Problem to solve =>
Repeat the material verbatim. Images are excluded from the copy.

Records to use =>
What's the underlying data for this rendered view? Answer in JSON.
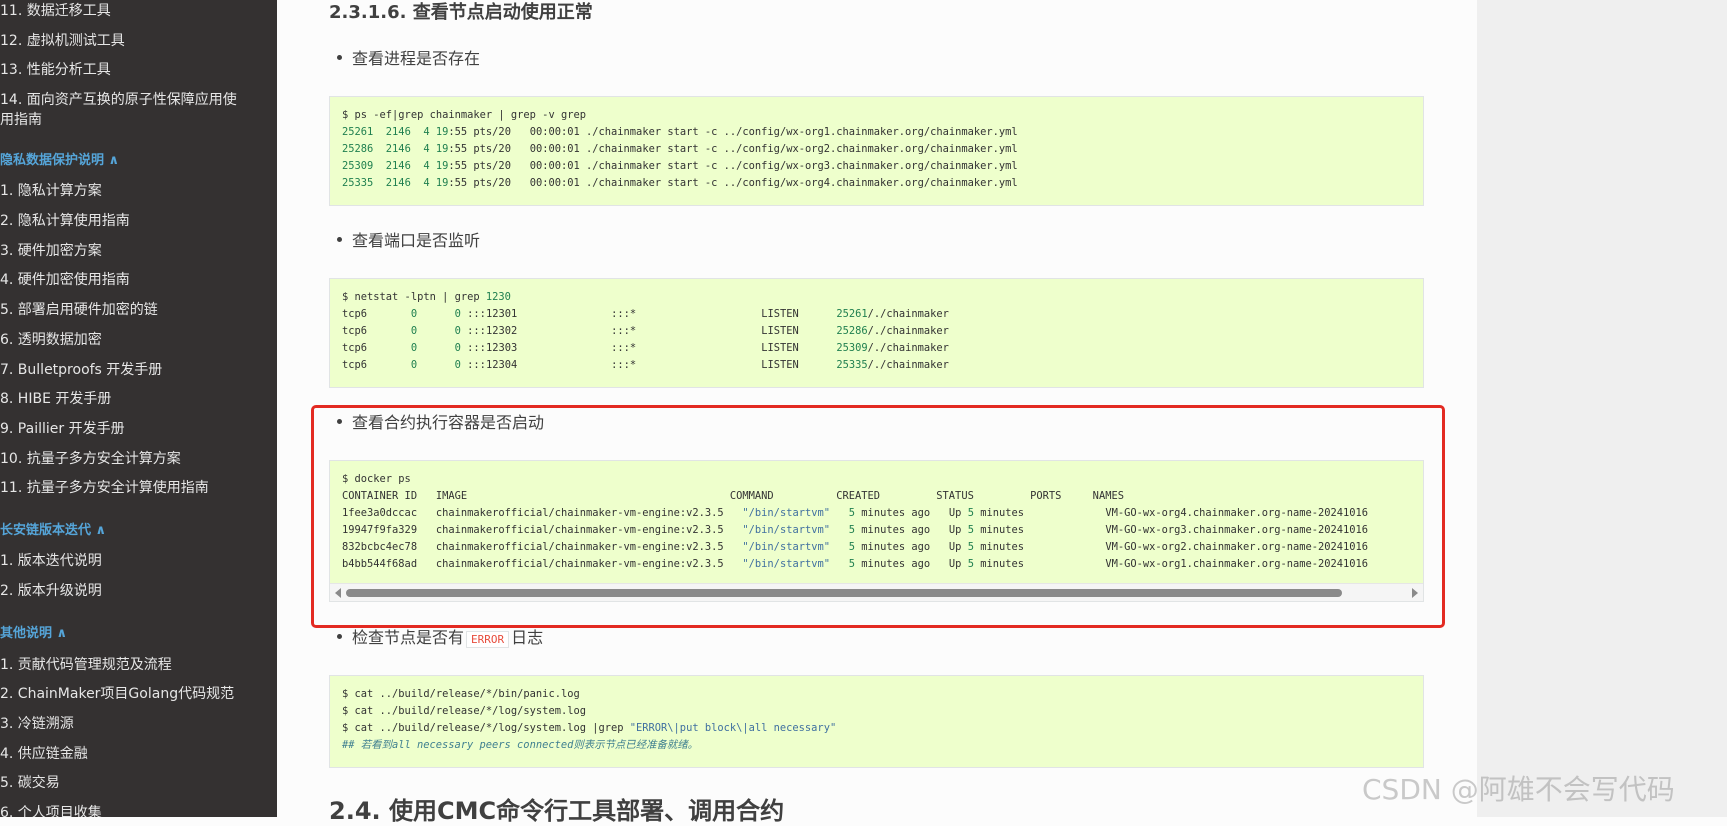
{
  "sidebar": {
    "group1": [
      "11. 数据迁移工具",
      "12. 虚拟机测试工具",
      "13. 性能分析工具",
      "14. 面向资产互换的原子性保障应用使用指南"
    ],
    "caption_privacy": "隐私数据保护说明 ∧",
    "group2": [
      "1. 隐私计算方案",
      "2. 隐私计算使用指南",
      "3. 硬件加密方案",
      "4. 硬件加密使用指南",
      "5. 部署启用硬件加密的链",
      "6. 透明数据加密",
      "7. Bulletproofs 开发手册",
      "8. HIBE 开发手册",
      "9. Paillier 开发手册",
      "10. 抗量子多方安全计算方案",
      "11. 抗量子多方安全计算使用指南"
    ],
    "caption_version": "长安链版本迭代 ∧",
    "group3": [
      "1. 版本迭代说明",
      "2. 版本升级说明"
    ],
    "caption_other": "其他说明 ∧",
    "group4": [
      "1. 贡献代码管理规范及流程",
      "2. ChainMaker项目Golang代码规范",
      "3. 冷链溯源",
      "4. 供应链金融",
      "5. 碳交易",
      "6. 个人项目收集"
    ]
  },
  "main": {
    "section_title": "2.3.1.6. 查看节点启动使用正常",
    "bullet_process": "查看进程是否存在",
    "bullet_port": "查看端口是否监听",
    "bullet_docker": "查看合约执行容器是否启动",
    "bullet_error_pre": "检查节点是否有",
    "bullet_error_code": "ERROR",
    "bullet_error_post": "日志",
    "next_title": "2.4. 使用CMC命令行工具部署、调用合约"
  },
  "code_ps": {
    "cmd": "$ ps -ef|grep chainmaker | grep -v grep",
    "rows": [
      {
        "pid": "25261",
        "ppid": "2146",
        "c": "4",
        "h": "19",
        "rest": ":55 pts/20   00:00:01 ./chainmaker start -c ../config/wx-org1.chainmaker.org/chainmaker.yml"
      },
      {
        "pid": "25286",
        "ppid": "2146",
        "c": "4",
        "h": "19",
        "rest": ":55 pts/20   00:00:01 ./chainmaker start -c ../config/wx-org2.chainmaker.org/chainmaker.yml"
      },
      {
        "pid": "25309",
        "ppid": "2146",
        "c": "4",
        "h": "19",
        "rest": ":55 pts/20   00:00:01 ./chainmaker start -c ../config/wx-org3.chainmaker.org/chainmaker.yml"
      },
      {
        "pid": "25335",
        "ppid": "2146",
        "c": "4",
        "h": "19",
        "rest": ":55 pts/20   00:00:01 ./chainmaker start -c ../config/wx-org4.chainmaker.org/chainmaker.yml"
      }
    ]
  },
  "code_netstat": {
    "cmd": "$ netstat -lptn | grep ",
    "cmd_num": "1230",
    "rows": [
      {
        "proto": "tcp6",
        "a": "0",
        "b": "0",
        "local": ":::12301",
        "foreign": ":::*",
        "state": "LISTEN",
        "pid": "25261",
        "prog": "/./chainmaker"
      },
      {
        "proto": "tcp6",
        "a": "0",
        "b": "0",
        "local": ":::12302",
        "foreign": ":::*",
        "state": "LISTEN",
        "pid": "25286",
        "prog": "/./chainmaker"
      },
      {
        "proto": "tcp6",
        "a": "0",
        "b": "0",
        "local": ":::12303",
        "foreign": ":::*",
        "state": "LISTEN",
        "pid": "25309",
        "prog": "/./chainmaker"
      },
      {
        "proto": "tcp6",
        "a": "0",
        "b": "0",
        "local": ":::12304",
        "foreign": ":::*",
        "state": "LISTEN",
        "pid": "25335",
        "prog": "/./chainmaker"
      }
    ]
  },
  "code_docker": {
    "cmd": "$ docker ps",
    "header": "CONTAINER ID   IMAGE                                          COMMAND          CREATED         STATUS         PORTS     NAMES",
    "rows": [
      {
        "id": "1fee3a0dccac",
        "image": "chainmakerofficial/chainmaker-vm-engine:v2.3.5",
        "command": "\"/bin/startvm\"",
        "created_n": "5",
        "created_t": " minutes ago",
        "status_p": "Up ",
        "status_n": "5",
        "status_t": " minutes",
        "name": "VM-GO-wx-org4.chainmaker.org-name-20241016"
      },
      {
        "id": "19947f9fa329",
        "image": "chainmakerofficial/chainmaker-vm-engine:v2.3.5",
        "command": "\"/bin/startvm\"",
        "created_n": "5",
        "created_t": " minutes ago",
        "status_p": "Up ",
        "status_n": "5",
        "status_t": " minutes",
        "name": "VM-GO-wx-org3.chainmaker.org-name-20241016"
      },
      {
        "id": "832bcbc4ec78",
        "image": "chainmakerofficial/chainmaker-vm-engine:v2.3.5",
        "command": "\"/bin/startvm\"",
        "created_n": "5",
        "created_t": " minutes ago",
        "status_p": "Up ",
        "status_n": "5",
        "status_t": " minutes",
        "name": "VM-GO-wx-org2.chainmaker.org-name-20241016"
      },
      {
        "id": "b4bb544f68ad",
        "image": "chainmakerofficial/chainmaker-vm-engine:v2.3.5",
        "command": "\"/bin/startvm\"",
        "created_n": "5",
        "created_t": " minutes ago",
        "status_p": "Up ",
        "status_n": "5",
        "status_t": " minutes",
        "name": "VM-GO-wx-org1.chainmaker.org-name-20241016"
      }
    ]
  },
  "code_log": {
    "line1": "$ cat ../build/release/*/bin/panic.log",
    "line2": "$ cat ../build/release/*/log/system.log",
    "line3_pre": "$ cat ../build/release/*/log/system.log |grep ",
    "line3_str": "\"ERROR\\|put block\\|all necessary\"",
    "line4": "## 若看到all necessary peers connected则表示节点已经准备就绪。"
  },
  "watermark": "CSDN @阿雄不会写代码"
}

Task answer =>
What's the underlying data for this rendered view? Answer in JSON.
{
  "sidebar": {
    "group1": [
      "11. 数据迁移工具",
      "12. 虚拟机测试工具",
      "13. 性能分析工具",
      "14. 面向资产互换的原子性保障应用使用指南"
    ],
    "caption_privacy": "隐私数据保护说明 ∧",
    "group2": [
      "1. 隐私计算方案",
      "2. 隐私计算使用指南",
      "3. 硬件加密方案",
      "4. 硬件加密使用指南",
      "5. 部署启用硬件加密的链",
      "6. 透明数据加密",
      "7. Bulletproofs 开发手册",
      "8. HIBE 开发手册",
      "9. Paillier 开发手册",
      "10. 抗量子多方安全计算方案",
      "11. 抗量子多方安全计算使用指南"
    ],
    "caption_version": "长安链版本迭代 ∧",
    "group3": [
      "1. 版本迭代说明",
      "2. 版本升级说明"
    ],
    "caption_other": "其他说明 ∧",
    "group4": [
      "1. 贡献代码管理规范及流程",
      "2. ChainMaker项目Golang代码规范",
      "3. 冷链溯源",
      "4. 供应链金融",
      "5. 碳交易",
      "6. 个人项目收集"
    ]
  },
  "main": {
    "section_title": "2.3.1.6. 查看节点启动使用正常",
    "bullet_process": "查看进程是否存在",
    "bullet_port": "查看端口是否监听",
    "bullet_docker": "查看合约执行容器是否启动",
    "bullet_error_pre": "检查节点是否有",
    "bullet_error_code": "ERROR",
    "bullet_error_post": "日志",
    "next_title": "2.4. 使用CMC命令行工具部署、调用合约"
  },
  "code_ps": {
    "cmd": "$ ps -ef|grep chainmaker | grep -v grep",
    "rows": [
      {
        "pid": "25261",
        "ppid": "2146",
        "c": "4",
        "h": "19",
        "rest": ":55 pts/20   00:00:01 ./chainmaker start -c ../config/wx-org1.chainmaker.org/chainmaker.yml"
      },
      {
        "pid": "25286",
        "ppid": "2146",
        "c": "4",
        "h": "19",
        "rest": ":55 pts/20   00:00:01 ./chainmaker start -c ../config/wx-org2.chainmaker.org/chainmaker.yml"
      },
      {
        "pid": "25309",
        "ppid": "2146",
        "c": "4",
        "h": "19",
        "rest": ":55 pts/20   00:00:01 ./chainmaker start -c ../config/wx-org3.chainmaker.org/chainmaker.yml"
      },
      {
        "pid": "25335",
        "ppid": "2146",
        "c": "4",
        "h": "19",
        "rest": ":55 pts/20   00:00:01 ./chainmaker start -c ../config/wx-org4.chainmaker.org/chainmaker.yml"
      }
    ]
  },
  "code_netstat": {
    "cmd": "$ netstat -lptn | grep ",
    "cmd_num": "1230",
    "rows": [
      {
        "proto": "tcp6",
        "a": "0",
        "b": "0",
        "local": ":::12301",
        "foreign": ":::*",
        "state": "LISTEN",
        "pid": "25261",
        "prog": "/./chainmaker"
      },
      {
        "proto": "tcp6",
        "a": "0",
        "b": "0",
        "local": ":::12302",
        "foreign": ":::*",
        "state": "LISTEN",
        "pid": "25286",
        "prog": "/./chainmaker"
      },
      {
        "proto": "tcp6",
        "a": "0",
        "b": "0",
        "local": ":::12303",
        "foreign": ":::*",
        "state": "LISTEN",
        "pid": "25309",
        "prog": "/./chainmaker"
      },
      {
        "proto": "tcp6",
        "a": "0",
        "b": "0",
        "local": ":::12304",
        "foreign": ":::*",
        "state": "LISTEN",
        "pid": "25335",
        "prog": "/./chainmaker"
      }
    ]
  },
  "code_docker": {
    "cmd": "$ docker ps",
    "header": "CONTAINER ID   IMAGE                                          COMMAND          CREATED         STATUS         PORTS     NAMES",
    "rows": [
      {
        "id": "1fee3a0dccac",
        "image": "chainmakerofficial/chainmaker-vm-engine:v2.3.5",
        "command": "\"/bin/startvm\"",
        "created_n": "5",
        "created_t": " minutes ago",
        "status_p": "Up ",
        "status_n": "5",
        "status_t": " minutes",
        "name": "VM-GO-wx-org4.chainmaker.org-name-20241016"
      },
      {
        "id": "19947f9fa329",
        "image": "chainmakerofficial/chainmaker-vm-engine:v2.3.5",
        "command": "\"/bin/startvm\"",
        "created_n": "5",
        "created_t": " minutes ago",
        "status_p": "Up ",
        "status_n": "5",
        "status_t": " minutes",
        "name": "VM-GO-wx-org3.chainmaker.org-name-20241016"
      },
      {
        "id": "832bcbc4ec78",
        "image": "chainmakerofficial/chainmaker-vm-engine:v2.3.5",
        "command": "\"/bin/startvm\"",
        "created_n": "5",
        "created_t": " minutes ago",
        "status_p": "Up ",
        "status_n": "5",
        "status_t": " minutes",
        "name": "VM-GO-wx-org2.chainmaker.org-name-20241016"
      },
      {
        "id": "b4bb544f68ad",
        "image": "chainmakerofficial/chainmaker-vm-engine:v2.3.5",
        "command": "\"/bin/startvm\"",
        "created_n": "5",
        "created_t": " minutes ago",
        "status_p": "Up ",
        "status_n": "5",
        "status_t": " minutes",
        "name": "VM-GO-wx-org1.chainmaker.org-name-20241016"
      }
    ]
  },
  "code_log": {
    "line1": "$ cat ../build/release/*/bin/panic.log",
    "line2": "$ cat ../build/release/*/log/system.log",
    "line3_pre": "$ cat ../build/release/*/log/system.log |grep ",
    "line3_str": "\"ERROR\\|put block\\|all necessary\"",
    "line4": "## 若看到all necessary peers connected则表示节点已经准备就绪。"
  },
  "watermark": "CSDN @阿雄不会写代码"
}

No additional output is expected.